---------- ENTRIES ----------
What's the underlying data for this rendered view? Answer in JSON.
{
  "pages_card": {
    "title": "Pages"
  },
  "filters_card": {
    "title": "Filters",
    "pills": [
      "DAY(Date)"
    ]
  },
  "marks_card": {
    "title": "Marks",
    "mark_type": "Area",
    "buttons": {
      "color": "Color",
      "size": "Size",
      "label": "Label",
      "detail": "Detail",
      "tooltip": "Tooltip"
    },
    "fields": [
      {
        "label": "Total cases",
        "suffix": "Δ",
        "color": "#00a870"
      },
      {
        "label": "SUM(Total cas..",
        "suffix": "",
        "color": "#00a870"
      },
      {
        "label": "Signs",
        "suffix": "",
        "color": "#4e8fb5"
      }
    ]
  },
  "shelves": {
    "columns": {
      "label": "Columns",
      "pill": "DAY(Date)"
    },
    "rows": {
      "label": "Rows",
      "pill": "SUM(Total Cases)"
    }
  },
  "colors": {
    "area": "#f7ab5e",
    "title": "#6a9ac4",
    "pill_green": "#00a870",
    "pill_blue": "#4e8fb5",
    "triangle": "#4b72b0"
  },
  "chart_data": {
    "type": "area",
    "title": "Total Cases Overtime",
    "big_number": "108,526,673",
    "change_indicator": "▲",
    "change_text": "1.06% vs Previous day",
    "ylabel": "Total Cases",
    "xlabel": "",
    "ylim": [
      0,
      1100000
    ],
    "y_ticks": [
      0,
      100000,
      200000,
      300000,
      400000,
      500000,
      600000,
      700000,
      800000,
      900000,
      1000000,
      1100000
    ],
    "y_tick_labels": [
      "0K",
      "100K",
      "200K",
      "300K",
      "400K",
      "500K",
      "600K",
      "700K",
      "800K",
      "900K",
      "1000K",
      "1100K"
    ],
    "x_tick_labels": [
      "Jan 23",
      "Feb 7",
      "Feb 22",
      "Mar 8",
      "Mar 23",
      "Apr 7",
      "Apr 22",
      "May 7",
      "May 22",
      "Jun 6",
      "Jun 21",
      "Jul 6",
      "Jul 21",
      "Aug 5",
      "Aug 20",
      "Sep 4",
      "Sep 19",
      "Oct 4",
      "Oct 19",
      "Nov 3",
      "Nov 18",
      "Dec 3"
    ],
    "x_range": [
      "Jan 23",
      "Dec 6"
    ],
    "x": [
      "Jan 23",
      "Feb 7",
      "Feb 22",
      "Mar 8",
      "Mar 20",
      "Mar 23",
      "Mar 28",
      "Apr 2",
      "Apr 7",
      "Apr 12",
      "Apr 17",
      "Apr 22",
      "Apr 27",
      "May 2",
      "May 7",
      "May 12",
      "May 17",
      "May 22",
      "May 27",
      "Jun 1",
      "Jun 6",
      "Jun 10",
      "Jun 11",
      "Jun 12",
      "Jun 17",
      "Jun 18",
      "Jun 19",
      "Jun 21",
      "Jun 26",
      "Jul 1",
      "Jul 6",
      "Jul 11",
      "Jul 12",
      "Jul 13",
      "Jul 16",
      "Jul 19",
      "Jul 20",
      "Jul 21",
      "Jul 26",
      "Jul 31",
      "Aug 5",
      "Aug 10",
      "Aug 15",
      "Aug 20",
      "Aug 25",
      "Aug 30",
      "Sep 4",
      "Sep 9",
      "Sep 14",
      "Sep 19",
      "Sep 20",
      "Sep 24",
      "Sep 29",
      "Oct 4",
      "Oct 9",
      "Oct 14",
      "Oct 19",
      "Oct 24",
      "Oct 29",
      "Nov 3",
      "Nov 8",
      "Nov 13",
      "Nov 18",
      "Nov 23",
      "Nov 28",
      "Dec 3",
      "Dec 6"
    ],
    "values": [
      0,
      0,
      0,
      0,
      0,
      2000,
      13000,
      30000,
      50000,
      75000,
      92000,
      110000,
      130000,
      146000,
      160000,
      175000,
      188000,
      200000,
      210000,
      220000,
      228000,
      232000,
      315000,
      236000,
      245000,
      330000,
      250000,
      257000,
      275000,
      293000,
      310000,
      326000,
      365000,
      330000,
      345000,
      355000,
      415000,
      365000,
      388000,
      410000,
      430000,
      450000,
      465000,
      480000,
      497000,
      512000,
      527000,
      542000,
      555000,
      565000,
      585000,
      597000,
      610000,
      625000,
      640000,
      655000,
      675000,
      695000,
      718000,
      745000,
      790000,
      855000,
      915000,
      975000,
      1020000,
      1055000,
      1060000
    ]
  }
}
----------
— WHAT IS BEING ASKED —
Without omitting anything, output the entries exactly.

— ANSWER TO THE PROBLEM —
What's the underlying data for this rendered view? Answer in JSON.
{
  "pages_card": {
    "title": "Pages"
  },
  "filters_card": {
    "title": "Filters",
    "pills": [
      "DAY(Date)"
    ]
  },
  "marks_card": {
    "title": "Marks",
    "mark_type": "Area",
    "buttons": {
      "color": "Color",
      "size": "Size",
      "label": "Label",
      "detail": "Detail",
      "tooltip": "Tooltip"
    },
    "fields": [
      {
        "label": "Total cases",
        "suffix": "Δ",
        "color": "#00a870"
      },
      {
        "label": "SUM(Total cas..",
        "suffix": "",
        "color": "#00a870"
      },
      {
        "label": "Signs",
        "suffix": "",
        "color": "#4e8fb5"
      }
    ]
  },
  "shelves": {
    "columns": {
      "label": "Columns",
      "pill": "DAY(Date)"
    },
    "rows": {
      "label": "Rows",
      "pill": "SUM(Total Cases)"
    }
  },
  "colors": {
    "area": "#f7ab5e",
    "title": "#6a9ac4",
    "pill_green": "#00a870",
    "pill_blue": "#4e8fb5",
    "triangle": "#4b72b0"
  },
  "chart_data": {
    "type": "area",
    "title": "Total Cases Overtime",
    "big_number": "108,526,673",
    "change_indicator": "▲",
    "change_text": "1.06% vs Previous day",
    "ylabel": "Total Cases",
    "xlabel": "",
    "ylim": [
      0,
      1100000
    ],
    "y_ticks": [
      0,
      100000,
      200000,
      300000,
      400000,
      500000,
      600000,
      700000,
      800000,
      900000,
      1000000,
      1100000
    ],
    "y_tick_labels": [
      "0K",
      "100K",
      "200K",
      "300K",
      "400K",
      "500K",
      "600K",
      "700K",
      "800K",
      "900K",
      "1000K",
      "1100K"
    ],
    "x_tick_labels": [
      "Jan 23",
      "Feb 7",
      "Feb 22",
      "Mar 8",
      "Mar 23",
      "Apr 7",
      "Apr 22",
      "May 7",
      "May 22",
      "Jun 6",
      "Jun 21",
      "Jul 6",
      "Jul 21",
      "Aug 5",
      "Aug 20",
      "Sep 4",
      "Sep 19",
      "Oct 4",
      "Oct 19",
      "Nov 3",
      "Nov 18",
      "Dec 3"
    ],
    "x_range": [
      "Jan 23",
      "Dec 6"
    ],
    "x": [
      "Jan 23",
      "Feb 7",
      "Feb 22",
      "Mar 8",
      "Mar 20",
      "Mar 23",
      "Mar 28",
      "Apr 2",
      "Apr 7",
      "Apr 12",
      "Apr 17",
      "Apr 22",
      "Apr 27",
      "May 2",
      "May 7",
      "May 12",
      "May 17",
      "May 22",
      "May 27",
      "Jun 1",
      "Jun 6",
      "Jun 10",
      "Jun 11",
      "Jun 12",
      "Jun 17",
      "Jun 18",
      "Jun 19",
      "Jun 21",
      "Jun 26",
      "Jul 1",
      "Jul 6",
      "Jul 11",
      "Jul 12",
      "Jul 13",
      "Jul 16",
      "Jul 19",
      "Jul 20",
      "Jul 21",
      "Jul 26",
      "Jul 31",
      "Aug 5",
      "Aug 10",
      "Aug 15",
      "Aug 20",
      "Aug 25",
      "Aug 30",
      "Sep 4",
      "Sep 9",
      "Sep 14",
      "Sep 19",
      "Sep 20",
      "Sep 24",
      "Sep 29",
      "Oct 4",
      "Oct 9",
      "Oct 14",
      "Oct 19",
      "Oct 24",
      "Oct 29",
      "Nov 3",
      "Nov 8",
      "Nov 13",
      "Nov 18",
      "Nov 23",
      "Nov 28",
      "Dec 3",
      "Dec 6"
    ],
    "values": [
      0,
      0,
      0,
      0,
      0,
      2000,
      13000,
      30000,
      50000,
      75000,
      92000,
      110000,
      130000,
      146000,
      160000,
      175000,
      188000,
      200000,
      210000,
      220000,
      228000,
      232000,
      315000,
      236000,
      245000,
      330000,
      250000,
      257000,
      275000,
      293000,
      310000,
      326000,
      365000,
      330000,
      345000,
      355000,
      415000,
      365000,
      388000,
      410000,
      430000,
      450000,
      465000,
      480000,
      497000,
      512000,
      527000,
      542000,
      555000,
      565000,
      585000,
      597000,
      610000,
      625000,
      640000,
      655000,
      675000,
      695000,
      718000,
      745000,
      790000,
      855000,
      915000,
      975000,
      1020000,
      1055000,
      1060000
    ]
  }
}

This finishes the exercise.